Collection entries:
+ + + + +

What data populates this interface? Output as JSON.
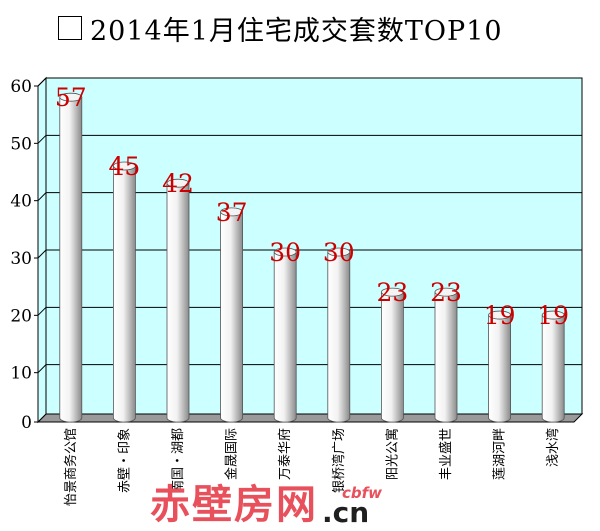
{
  "title": "2014年1月住宅成交套数TOP10",
  "watermark": {
    "brand": "赤壁房网",
    "sub": "cbfw",
    "domain": ".cn"
  },
  "colors": {
    "plot_bg": "#ccffff",
    "value_label": "#cc0000",
    "bar_light": "#ffffff",
    "bar_dark": "#8a8a8a"
  },
  "chart_data": {
    "type": "bar",
    "categories": [
      "怡景商务公馆",
      "赤壁・印象",
      "南国・湖都",
      "金晟国际",
      "万泰华府",
      "银桥湾广场",
      "阳光公寓",
      "丰业盛世",
      "莲湖河畔",
      "浅水湾"
    ],
    "values": [
      57,
      45,
      42,
      37,
      30,
      30,
      23,
      23,
      19,
      19
    ],
    "ylim": [
      0,
      60
    ],
    "yticks": [
      "0",
      "10",
      "20",
      "30",
      "40",
      "50",
      "60"
    ],
    "grid": true,
    "legend": "none"
  }
}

+ + + + +

Problem to work on
Print all of the records shown above exactly, leaving out each picture.

Reply
What data populates this interface? Output as JSON.
{
  "title": "2014年1月住宅成交套数TOP10",
  "watermark": {
    "brand": "赤壁房网",
    "sub": "cbfw",
    "domain": ".cn"
  },
  "colors": {
    "plot_bg": "#ccffff",
    "value_label": "#cc0000",
    "bar_light": "#ffffff",
    "bar_dark": "#8a8a8a"
  },
  "chart_data": {
    "type": "bar",
    "categories": [
      "怡景商务公馆",
      "赤壁・印象",
      "南国・湖都",
      "金晟国际",
      "万泰华府",
      "银桥湾广场",
      "阳光公寓",
      "丰业盛世",
      "莲湖河畔",
      "浅水湾"
    ],
    "values": [
      57,
      45,
      42,
      37,
      30,
      30,
      23,
      23,
      19,
      19
    ],
    "ylim": [
      0,
      60
    ],
    "yticks": [
      "0",
      "10",
      "20",
      "30",
      "40",
      "50",
      "60"
    ],
    "grid": true,
    "legend": "none"
  }
}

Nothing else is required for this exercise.